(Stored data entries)
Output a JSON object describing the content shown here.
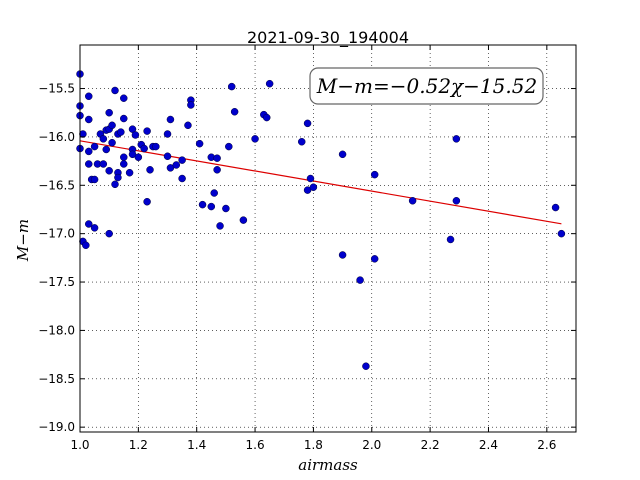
{
  "chart_data": {
    "type": "scatter",
    "title": "2021-09-30_194004",
    "xlabel": "airmass",
    "ylabel": "M−m",
    "xlim": [
      1.0,
      2.7
    ],
    "ylim": [
      -19.05,
      -15.05
    ],
    "y_inverted": true,
    "xticks": [
      1.0,
      1.2,
      1.4,
      1.6,
      1.8,
      2.0,
      2.2,
      2.4,
      2.6
    ],
    "xtick_labels": [
      "1.0",
      "1.2",
      "1.4",
      "1.6",
      "1.8",
      "2.0",
      "2.2",
      "2.4",
      "2.6"
    ],
    "yticks": [
      -15.5,
      -16.0,
      -16.5,
      -17.0,
      -17.5,
      -18.0,
      -18.5,
      -19.0
    ],
    "ytick_labels": [
      "−15.5",
      "−16.0",
      "−16.5",
      "−17.0",
      "−17.5",
      "−18.0",
      "−18.5",
      "−19.0"
    ],
    "grid": true,
    "annotation": "M−m=−0.52χ−15.52",
    "fit": {
      "slope": -0.52,
      "intercept": -15.52,
      "x_range": [
        1.0,
        2.65
      ]
    },
    "point_color": "#0000cc",
    "fit_color": "#dd0000",
    "points": [
      [
        1.0,
        -15.35
      ],
      [
        1.0,
        -15.68
      ],
      [
        1.0,
        -15.78
      ],
      [
        1.01,
        -15.97
      ],
      [
        1.0,
        -16.12
      ],
      [
        1.01,
        -17.08
      ],
      [
        1.02,
        -17.12
      ],
      [
        1.03,
        -15.58
      ],
      [
        1.03,
        -15.82
      ],
      [
        1.03,
        -16.15
      ],
      [
        1.03,
        -16.28
      ],
      [
        1.03,
        -16.9
      ],
      [
        1.04,
        -16.44
      ],
      [
        1.05,
        -16.1
      ],
      [
        1.05,
        -16.44
      ],
      [
        1.05,
        -16.94
      ],
      [
        1.06,
        -16.28
      ],
      [
        1.07,
        -15.97
      ],
      [
        1.08,
        -16.02
      ],
      [
        1.08,
        -16.28
      ],
      [
        1.09,
        -16.13
      ],
      [
        1.09,
        -15.93
      ],
      [
        1.1,
        -15.92
      ],
      [
        1.1,
        -15.75
      ],
      [
        1.1,
        -16.35
      ],
      [
        1.1,
        -17.0
      ],
      [
        1.11,
        -15.88
      ],
      [
        1.11,
        -16.06
      ],
      [
        1.12,
        -15.52
      ],
      [
        1.12,
        -16.49
      ],
      [
        1.13,
        -15.97
      ],
      [
        1.13,
        -16.37
      ],
      [
        1.13,
        -16.42
      ],
      [
        1.14,
        -15.95
      ],
      [
        1.15,
        -16.28
      ],
      [
        1.15,
        -16.21
      ],
      [
        1.15,
        -15.81
      ],
      [
        1.15,
        -15.6
      ],
      [
        1.17,
        -16.37
      ],
      [
        1.18,
        -16.13
      ],
      [
        1.18,
        -16.18
      ],
      [
        1.18,
        -15.92
      ],
      [
        1.19,
        -15.98
      ],
      [
        1.2,
        -16.21
      ],
      [
        1.21,
        -16.08
      ],
      [
        1.22,
        -16.12
      ],
      [
        1.23,
        -15.94
      ],
      [
        1.23,
        -16.67
      ],
      [
        1.24,
        -16.34
      ],
      [
        1.25,
        -16.1
      ],
      [
        1.26,
        -16.1
      ],
      [
        1.3,
        -15.97
      ],
      [
        1.3,
        -16.2
      ],
      [
        1.31,
        -15.82
      ],
      [
        1.31,
        -16.32
      ],
      [
        1.33,
        -16.29
      ],
      [
        1.35,
        -16.24
      ],
      [
        1.35,
        -16.43
      ],
      [
        1.37,
        -15.88
      ],
      [
        1.38,
        -15.62
      ],
      [
        1.38,
        -15.67
      ],
      [
        1.41,
        -16.07
      ],
      [
        1.42,
        -16.7
      ],
      [
        1.45,
        -16.21
      ],
      [
        1.45,
        -16.72
      ],
      [
        1.46,
        -16.58
      ],
      [
        1.47,
        -16.34
      ],
      [
        1.47,
        -16.22
      ],
      [
        1.48,
        -16.92
      ],
      [
        1.5,
        -16.74
      ],
      [
        1.51,
        -16.1
      ],
      [
        1.52,
        -15.48
      ],
      [
        1.53,
        -15.74
      ],
      [
        1.56,
        -16.86
      ],
      [
        1.6,
        -16.02
      ],
      [
        1.63,
        -15.77
      ],
      [
        1.64,
        -15.8
      ],
      [
        1.65,
        -15.45
      ],
      [
        1.76,
        -16.05
      ],
      [
        1.78,
        -16.55
      ],
      [
        1.78,
        -15.86
      ],
      [
        1.79,
        -16.43
      ],
      [
        1.8,
        -16.52
      ],
      [
        1.9,
        -16.18
      ],
      [
        1.9,
        -17.22
      ],
      [
        1.96,
        -17.48
      ],
      [
        1.98,
        -18.37
      ],
      [
        2.01,
        -16.39
      ],
      [
        2.01,
        -17.26
      ],
      [
        2.14,
        -16.66
      ],
      [
        2.27,
        -17.06
      ],
      [
        2.29,
        -16.66
      ],
      [
        2.29,
        -16.02
      ],
      [
        2.63,
        -16.73
      ],
      [
        2.65,
        -17.0
      ]
    ]
  }
}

WHAT TO PRODUCE:
Go through the entries above and output them exactly, without pictures.

FULL ANSWER:
Output a JSON object describing the content shown here.
{
  "chart_data": {
    "type": "scatter",
    "title": "2021-09-30_194004",
    "xlabel": "airmass",
    "ylabel": "M−m",
    "xlim": [
      1.0,
      2.7
    ],
    "ylim": [
      -19.05,
      -15.05
    ],
    "y_inverted": true,
    "xticks": [
      1.0,
      1.2,
      1.4,
      1.6,
      1.8,
      2.0,
      2.2,
      2.4,
      2.6
    ],
    "xtick_labels": [
      "1.0",
      "1.2",
      "1.4",
      "1.6",
      "1.8",
      "2.0",
      "2.2",
      "2.4",
      "2.6"
    ],
    "yticks": [
      -15.5,
      -16.0,
      -16.5,
      -17.0,
      -17.5,
      -18.0,
      -18.5,
      -19.0
    ],
    "ytick_labels": [
      "−15.5",
      "−16.0",
      "−16.5",
      "−17.0",
      "−17.5",
      "−18.0",
      "−18.5",
      "−19.0"
    ],
    "grid": true,
    "annotation": "M−m=−0.52χ−15.52",
    "fit": {
      "slope": -0.52,
      "intercept": -15.52,
      "x_range": [
        1.0,
        2.65
      ]
    },
    "point_color": "#0000cc",
    "fit_color": "#dd0000",
    "points": [
      [
        1.0,
        -15.35
      ],
      [
        1.0,
        -15.68
      ],
      [
        1.0,
        -15.78
      ],
      [
        1.01,
        -15.97
      ],
      [
        1.0,
        -16.12
      ],
      [
        1.01,
        -17.08
      ],
      [
        1.02,
        -17.12
      ],
      [
        1.03,
        -15.58
      ],
      [
        1.03,
        -15.82
      ],
      [
        1.03,
        -16.15
      ],
      [
        1.03,
        -16.28
      ],
      [
        1.03,
        -16.9
      ],
      [
        1.04,
        -16.44
      ],
      [
        1.05,
        -16.1
      ],
      [
        1.05,
        -16.44
      ],
      [
        1.05,
        -16.94
      ],
      [
        1.06,
        -16.28
      ],
      [
        1.07,
        -15.97
      ],
      [
        1.08,
        -16.02
      ],
      [
        1.08,
        -16.28
      ],
      [
        1.09,
        -16.13
      ],
      [
        1.09,
        -15.93
      ],
      [
        1.1,
        -15.92
      ],
      [
        1.1,
        -15.75
      ],
      [
        1.1,
        -16.35
      ],
      [
        1.1,
        -17.0
      ],
      [
        1.11,
        -15.88
      ],
      [
        1.11,
        -16.06
      ],
      [
        1.12,
        -15.52
      ],
      [
        1.12,
        -16.49
      ],
      [
        1.13,
        -15.97
      ],
      [
        1.13,
        -16.37
      ],
      [
        1.13,
        -16.42
      ],
      [
        1.14,
        -15.95
      ],
      [
        1.15,
        -16.28
      ],
      [
        1.15,
        -16.21
      ],
      [
        1.15,
        -15.81
      ],
      [
        1.15,
        -15.6
      ],
      [
        1.17,
        -16.37
      ],
      [
        1.18,
        -16.13
      ],
      [
        1.18,
        -16.18
      ],
      [
        1.18,
        -15.92
      ],
      [
        1.19,
        -15.98
      ],
      [
        1.2,
        -16.21
      ],
      [
        1.21,
        -16.08
      ],
      [
        1.22,
        -16.12
      ],
      [
        1.23,
        -15.94
      ],
      [
        1.23,
        -16.67
      ],
      [
        1.24,
        -16.34
      ],
      [
        1.25,
        -16.1
      ],
      [
        1.26,
        -16.1
      ],
      [
        1.3,
        -15.97
      ],
      [
        1.3,
        -16.2
      ],
      [
        1.31,
        -15.82
      ],
      [
        1.31,
        -16.32
      ],
      [
        1.33,
        -16.29
      ],
      [
        1.35,
        -16.24
      ],
      [
        1.35,
        -16.43
      ],
      [
        1.37,
        -15.88
      ],
      [
        1.38,
        -15.62
      ],
      [
        1.38,
        -15.67
      ],
      [
        1.41,
        -16.07
      ],
      [
        1.42,
        -16.7
      ],
      [
        1.45,
        -16.21
      ],
      [
        1.45,
        -16.72
      ],
      [
        1.46,
        -16.58
      ],
      [
        1.47,
        -16.34
      ],
      [
        1.47,
        -16.22
      ],
      [
        1.48,
        -16.92
      ],
      [
        1.5,
        -16.74
      ],
      [
        1.51,
        -16.1
      ],
      [
        1.52,
        -15.48
      ],
      [
        1.53,
        -15.74
      ],
      [
        1.56,
        -16.86
      ],
      [
        1.6,
        -16.02
      ],
      [
        1.63,
        -15.77
      ],
      [
        1.64,
        -15.8
      ],
      [
        1.65,
        -15.45
      ],
      [
        1.76,
        -16.05
      ],
      [
        1.78,
        -16.55
      ],
      [
        1.78,
        -15.86
      ],
      [
        1.79,
        -16.43
      ],
      [
        1.8,
        -16.52
      ],
      [
        1.9,
        -16.18
      ],
      [
        1.9,
        -17.22
      ],
      [
        1.96,
        -17.48
      ],
      [
        1.98,
        -18.37
      ],
      [
        2.01,
        -16.39
      ],
      [
        2.01,
        -17.26
      ],
      [
        2.14,
        -16.66
      ],
      [
        2.27,
        -17.06
      ],
      [
        2.29,
        -16.66
      ],
      [
        2.29,
        -16.02
      ],
      [
        2.63,
        -16.73
      ],
      [
        2.65,
        -17.0
      ]
    ]
  }
}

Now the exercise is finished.